GOAL OF THE EXERCISE:
Report the count of lines where the string "title" appears, and nothing else.

** start DATA FOR THIS TASK **

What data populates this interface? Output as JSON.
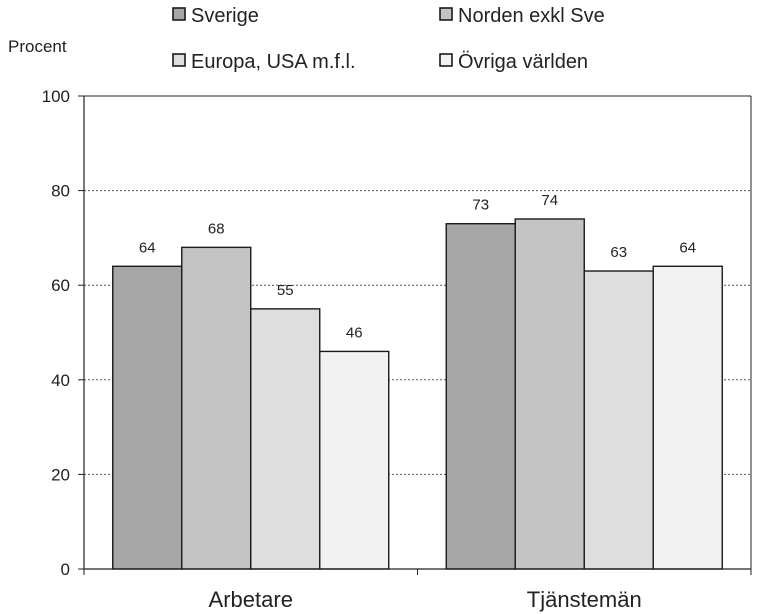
{
  "chart_data": {
    "type": "bar",
    "ylabel": "Procent",
    "xlabel": "",
    "title": "",
    "ylim": [
      0,
      100
    ],
    "yticks": [
      0,
      20,
      40,
      60,
      80,
      100
    ],
    "grid": true,
    "legend_position": "top",
    "categories": [
      "Arbetare",
      "Tjänstemän"
    ],
    "series": [
      {
        "name": "Sverige",
        "values": [
          64,
          73
        ],
        "color": "#a6a6a6"
      },
      {
        "name": "Norden exkl Sve",
        "values": [
          68,
          74
        ],
        "color": "#c4c4c4"
      },
      {
        "name": "Europa, USA m.f.l.",
        "values": [
          55,
          63
        ],
        "color": "#dedede"
      },
      {
        "name": "Övriga världen",
        "values": [
          46,
          64
        ],
        "color": "#f2f2f2"
      }
    ]
  }
}
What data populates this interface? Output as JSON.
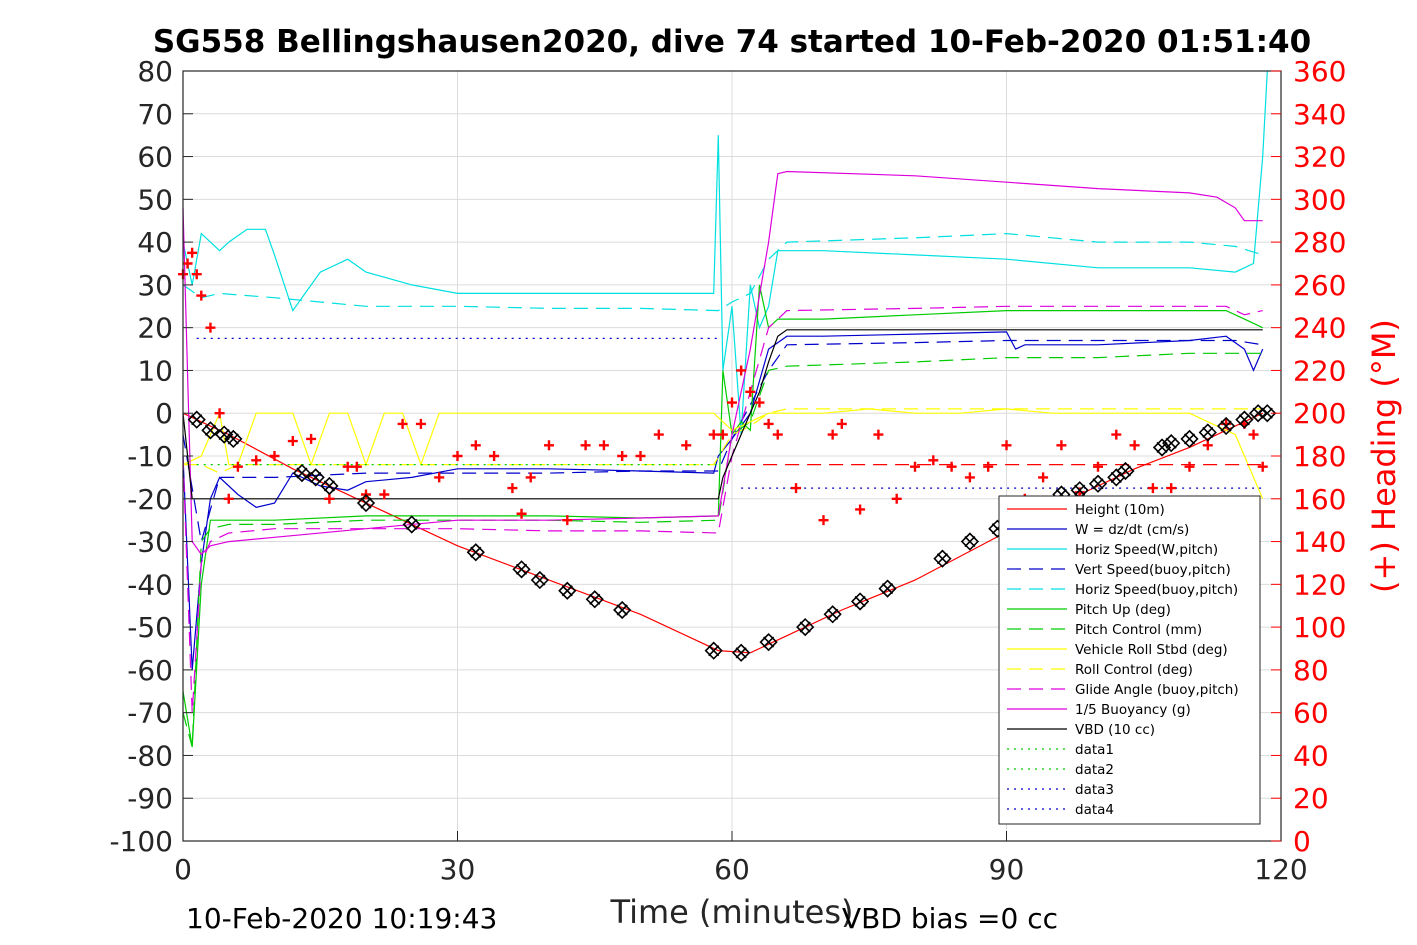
{
  "chart_data": {
    "type": "line",
    "title": "SG558 Bellingshausen2020, dive 74 started 10-Feb-2020 01:51:40",
    "xlabel": "Time (minutes)",
    "ylabel": "",
    "y2label": "(+) Heading (°M)",
    "xlim": [
      0,
      120
    ],
    "ylim": [
      -100,
      80
    ],
    "y2lim": [
      0,
      360
    ],
    "xticks": [
      0,
      30,
      60,
      90,
      120
    ],
    "yticks": [
      80,
      70,
      60,
      50,
      40,
      30,
      20,
      10,
      0,
      -10,
      -20,
      -30,
      -40,
      -50,
      -60,
      -70,
      -80,
      -90,
      -100
    ],
    "y2ticks": [
      360,
      340,
      320,
      300,
      280,
      260,
      240,
      220,
      200,
      180,
      160,
      140,
      120,
      100,
      80,
      60,
      40,
      20,
      0
    ],
    "grid": true,
    "legend_position": "lower-right",
    "footer_left": "10-Feb-2020 10:19:43",
    "footer_right": "VBD bias =0 cc",
    "colors": {
      "height": "#ff0000",
      "w": "#0000cc",
      "horiz_w": "#00e0e0",
      "vert_buoy": "#0000cc",
      "horiz_buoy": "#00e0e0",
      "pitch": "#00cc00",
      "pitch_ctrl": "#00cc00",
      "roll": "#ffff00",
      "roll_ctrl": "#ffff00",
      "glide": "#dd00dd",
      "buoyancy": "#dd00dd",
      "vbd": "#000000",
      "heading": "#ff0000",
      "heading_axis": "#ff0000"
    },
    "legend": [
      {
        "key": "height",
        "label": "Height (10m)",
        "color": "#ff0000",
        "style": "solid"
      },
      {
        "key": "w",
        "label": "W = dz/dt (cm/s)",
        "color": "#0000cc",
        "style": "solid"
      },
      {
        "key": "horiz_w",
        "label": "Horiz Speed(W,pitch)",
        "color": "#00e0e0",
        "style": "solid"
      },
      {
        "key": "vert_buoy",
        "label": "Vert Speed(buoy,pitch)",
        "color": "#0000cc",
        "style": "dashed"
      },
      {
        "key": "horiz_buoy",
        "label": "Horiz Speed(buoy,pitch)",
        "color": "#00e0e0",
        "style": "dashed"
      },
      {
        "key": "pitch",
        "label": "Pitch Up (deg)",
        "color": "#00cc00",
        "style": "solid"
      },
      {
        "key": "pitch_ctrl",
        "label": "Pitch Control (mm)",
        "color": "#00cc00",
        "style": "dashed"
      },
      {
        "key": "roll",
        "label": "Vehicle Roll Stbd (deg)",
        "color": "#ffff00",
        "style": "solid"
      },
      {
        "key": "roll_ctrl",
        "label": "Roll Control (deg)",
        "color": "#ffff00",
        "style": "dashed"
      },
      {
        "key": "glide",
        "label": "Glide Angle (buoy,pitch)",
        "color": "#dd00dd",
        "style": "dashed"
      },
      {
        "key": "buoyancy",
        "label": "1/5 Buoyancy (g)",
        "color": "#dd00dd",
        "style": "solid"
      },
      {
        "key": "vbd",
        "label": "VBD (10 cc)",
        "color": "#000000",
        "style": "solid"
      },
      {
        "key": "data1",
        "label": "data1",
        "color": "#00cc00",
        "style": "dotted"
      },
      {
        "key": "data2",
        "label": "data2",
        "color": "#00cc00",
        "style": "dotted"
      },
      {
        "key": "data3",
        "label": "data3",
        "color": "#0000cc",
        "style": "dotted"
      },
      {
        "key": "data4",
        "label": "data4",
        "color": "#0000cc",
        "style": "dotted"
      }
    ],
    "series": [
      {
        "key": "height",
        "style": "solid",
        "x": [
          0,
          1.5,
          2,
          5,
          12,
          20,
          25,
          30,
          40,
          50,
          58.5,
          62,
          66,
          72,
          80,
          88,
          96,
          104,
          110,
          114,
          118
        ],
        "y": [
          0,
          -1.5,
          -2,
          -5,
          -13,
          -21,
          -26,
          -31,
          -39,
          -47,
          -55.5,
          -56,
          -52,
          -46,
          -39,
          -30,
          -21,
          -13,
          -8,
          -4,
          0
        ]
      },
      {
        "key": "w",
        "style": "solid",
        "x": [
          0,
          1,
          2,
          3,
          4,
          6,
          8,
          10,
          12,
          15,
          18,
          20,
          25,
          30,
          40,
          50,
          58,
          58.5,
          60,
          62,
          64,
          66,
          70,
          80,
          90,
          91,
          92,
          100,
          110,
          114,
          116,
          117,
          118
        ],
        "y": [
          -10,
          -60,
          -35,
          -20,
          -15,
          -19,
          -22,
          -21,
          -14,
          -17,
          -18,
          -16,
          -15,
          -13,
          -13,
          -13.5,
          -14,
          -10,
          -6,
          0,
          15,
          18,
          18,
          18.5,
          19,
          15,
          16,
          16,
          17,
          18,
          15,
          10,
          15
        ]
      },
      {
        "key": "horiz_w",
        "style": "solid",
        "x": [
          0,
          1,
          2,
          3,
          4,
          5,
          7,
          9,
          10,
          12,
          15,
          18,
          20,
          25,
          30,
          40,
          50,
          58,
          58.5,
          59,
          60,
          61,
          62,
          63,
          64,
          65,
          70,
          80,
          90,
          100,
          110,
          115,
          117,
          118,
          118.5
        ],
        "y": [
          40,
          30,
          42,
          40,
          38,
          40,
          43,
          43,
          37,
          24,
          33,
          36,
          33,
          30,
          28,
          28,
          28,
          28,
          65,
          10,
          25,
          -5,
          30,
          20,
          25,
          38,
          38,
          37,
          36,
          34,
          34,
          33,
          35,
          60,
          80
        ]
      },
      {
        "key": "vert_buoy",
        "style": "dashed",
        "x": [
          0,
          2,
          4,
          10,
          20,
          30,
          40,
          50,
          58.5,
          60,
          62,
          64,
          66,
          80,
          90,
          100,
          110,
          115,
          118
        ],
        "y": [
          -5,
          -30,
          -15,
          -15,
          -14,
          -14,
          -14,
          -13.5,
          -13.5,
          -6,
          2,
          10,
          16,
          16.5,
          17,
          17,
          17,
          17,
          16
        ]
      },
      {
        "key": "horiz_buoy",
        "style": "dashed",
        "x": [
          0,
          2,
          4,
          10,
          20,
          30,
          40,
          50,
          58.5,
          60,
          62,
          64,
          66,
          80,
          90,
          100,
          110,
          115,
          118
        ],
        "y": [
          30,
          27,
          28,
          27,
          25,
          25,
          24.5,
          24.5,
          24,
          26,
          28,
          36,
          40,
          41,
          42,
          40,
          40,
          39,
          37
        ]
      },
      {
        "key": "pitch",
        "style": "solid",
        "x": [
          0,
          1,
          2,
          3,
          5,
          10,
          20,
          30,
          40,
          50,
          58.5,
          59,
          60,
          61,
          62,
          63,
          64,
          65,
          70,
          80,
          90,
          100,
          110,
          114,
          116,
          118
        ],
        "y": [
          -65,
          -78,
          -40,
          -25,
          -25,
          -25,
          -24,
          -24,
          -24,
          -24.5,
          -24,
          10,
          -5,
          -2,
          -4,
          30,
          20,
          22,
          22,
          23,
          24,
          24,
          24,
          24,
          22,
          20
        ]
      },
      {
        "key": "pitch_ctrl",
        "style": "dashed",
        "x": [
          0,
          1,
          2,
          3,
          5,
          10,
          20,
          30,
          40,
          50,
          58.5,
          60,
          62,
          64,
          66,
          80,
          90,
          100,
          110,
          115,
          118
        ],
        "y": [
          -70,
          -78,
          -30,
          -27,
          -26,
          -26,
          -25,
          -25,
          -25,
          -25.5,
          -25,
          -5,
          -2,
          10,
          11,
          12,
          13,
          13,
          14,
          14,
          14
        ]
      },
      {
        "key": "roll",
        "style": "solid",
        "x": [
          0,
          2,
          4,
          5,
          6,
          8,
          10,
          12,
          14,
          16,
          18,
          20,
          22,
          24,
          26,
          28,
          30,
          40,
          50,
          58,
          60,
          62,
          64,
          66,
          70,
          75,
          80,
          85,
          90,
          95,
          100,
          105,
          110,
          115,
          118
        ],
        "y": [
          -12,
          -10,
          0,
          -12,
          -12,
          0,
          0,
          0,
          -12,
          0,
          0,
          -12,
          0,
          0,
          -12,
          0,
          0,
          0,
          0,
          0,
          -4,
          -2,
          0,
          0,
          0,
          1,
          0,
          0,
          1,
          0,
          0,
          0,
          0,
          -5,
          -20
        ]
      },
      {
        "key": "roll_ctrl",
        "style": "dashed",
        "x": [
          0,
          2,
          4,
          6,
          10,
          20,
          30,
          40,
          50,
          58,
          60,
          62,
          64,
          66,
          70,
          80,
          90,
          100,
          110,
          115,
          118
        ],
        "y": [
          -12,
          -12,
          -14,
          -12,
          -12,
          -12,
          -12,
          -12,
          -12,
          -12,
          -5,
          -3,
          0,
          1,
          1,
          1,
          1,
          1,
          1,
          1,
          1
        ]
      },
      {
        "key": "glide",
        "style": "dashed",
        "x": [
          0,
          1,
          2,
          3,
          5,
          10,
          20,
          30,
          40,
          50,
          58.5,
          60,
          62,
          64,
          66,
          80,
          90,
          100,
          110,
          114,
          116,
          118
        ],
        "y": [
          -10,
          -70,
          -35,
          -30,
          -28,
          -27,
          -27,
          -27,
          -27.5,
          -27.5,
          -28,
          -10,
          5,
          20,
          24,
          24.5,
          25,
          25,
          25,
          25,
          23,
          24
        ]
      },
      {
        "key": "buoyancy",
        "style": "solid",
        "x": [
          0,
          1,
          2,
          3,
          5,
          10,
          20,
          30,
          40,
          50,
          58.5,
          60,
          62,
          64,
          65,
          66,
          80,
          90,
          100,
          110,
          113,
          115,
          116,
          118
        ],
        "y": [
          48,
          -30,
          -33,
          -31,
          -30,
          -29,
          -27,
          -25,
          -25,
          -24.5,
          -24,
          -5,
          15,
          40,
          56,
          56.5,
          55.5,
          54,
          52.5,
          51.5,
          50.5,
          48,
          45,
          45
        ]
      },
      {
        "key": "vbd",
        "style": "solid",
        "x": [
          0,
          1,
          2,
          3,
          4,
          10,
          20,
          30,
          40,
          50,
          58.5,
          59,
          60,
          61,
          62,
          63,
          64,
          65,
          66,
          80,
          90,
          100,
          110,
          115,
          118
        ],
        "y": [
          0,
          -20,
          -20,
          -20,
          -20,
          -20,
          -20,
          -20,
          -20,
          -20,
          -20,
          -15,
          -10,
          -5,
          0,
          5,
          12,
          18,
          19.5,
          19.5,
          19.5,
          19.5,
          19.5,
          19.5,
          19.5
        ]
      },
      {
        "key": "data3",
        "style": "dotted",
        "x": [
          1.5,
          30,
          58.5
        ],
        "y": [
          17.5,
          17.5,
          17.5
        ]
      },
      {
        "key": "data4",
        "style": "dotted",
        "x": [
          61,
          90,
          118
        ],
        "y": [
          -17.5,
          -17.5,
          -17.5
        ]
      },
      {
        "key": "ref_red",
        "style": "dashed",
        "x": [
          61,
          118
        ],
        "y": [
          -12,
          -12
        ]
      },
      {
        "key": "ref_green",
        "style": "dotted",
        "x": [
          1.5,
          58.5
        ],
        "y": [
          -12,
          -12
        ]
      }
    ],
    "heading": {
      "axis": "right",
      "marker": "+",
      "x": [
        0,
        0.5,
        1,
        1.5,
        2,
        3,
        4,
        5,
        6,
        8,
        10,
        12,
        14,
        16,
        18,
        19,
        20,
        22,
        24,
        26,
        28,
        30,
        32,
        34,
        36,
        37,
        38,
        40,
        42,
        44,
        46,
        48,
        50,
        52,
        55,
        58,
        59,
        60,
        61,
        62,
        63,
        64,
        65,
        67,
        70,
        71,
        72,
        74,
        76,
        78,
        80,
        82,
        84,
        86,
        88,
        90,
        92,
        94,
        96,
        98,
        100,
        102,
        104,
        106,
        108,
        110,
        112,
        114,
        116,
        117,
        118
      ],
      "y": [
        265,
        270,
        275,
        265,
        255,
        240,
        200,
        160,
        175,
        178,
        180,
        187,
        188,
        160,
        175,
        175,
        162,
        162,
        195,
        195,
        170,
        180,
        185,
        180,
        165,
        153,
        170,
        185,
        150,
        185,
        185,
        180,
        180,
        190,
        185,
        190,
        190,
        205,
        220,
        210,
        205,
        195,
        190,
        165,
        150,
        190,
        195,
        155,
        190,
        160,
        175,
        178,
        175,
        170,
        175,
        185,
        160,
        170,
        185,
        163,
        175,
        190,
        185,
        165,
        165,
        175,
        185,
        195,
        195,
        190,
        175
      ]
    },
    "markers": {
      "symbol": "diamond-with-x",
      "x": [
        1.5,
        3,
        4.5,
        5.5,
        13,
        14.5,
        16,
        20,
        25,
        32,
        37,
        39,
        42,
        45,
        48,
        58,
        61,
        64,
        68,
        71,
        74,
        77,
        83,
        86,
        89,
        96,
        98,
        100,
        102,
        103,
        107,
        108,
        110,
        112,
        114,
        116,
        117.5,
        118.5
      ],
      "y": [
        -1.5,
        -4,
        -5,
        -6,
        -14,
        -15,
        -17,
        -21,
        -26,
        -32.5,
        -36.5,
        -39,
        -41.5,
        -43.5,
        -46,
        -55.5,
        -56,
        -53.5,
        -50,
        -47,
        -44,
        -41,
        -34,
        -30,
        -27,
        -19,
        -18,
        -16.5,
        -15,
        -13.5,
        -8,
        -7,
        -6,
        -4.5,
        -3,
        -1.5,
        0,
        0
      ]
    }
  }
}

** end DATA FOR THIS TASK **

EXERCISE ANSWER:
2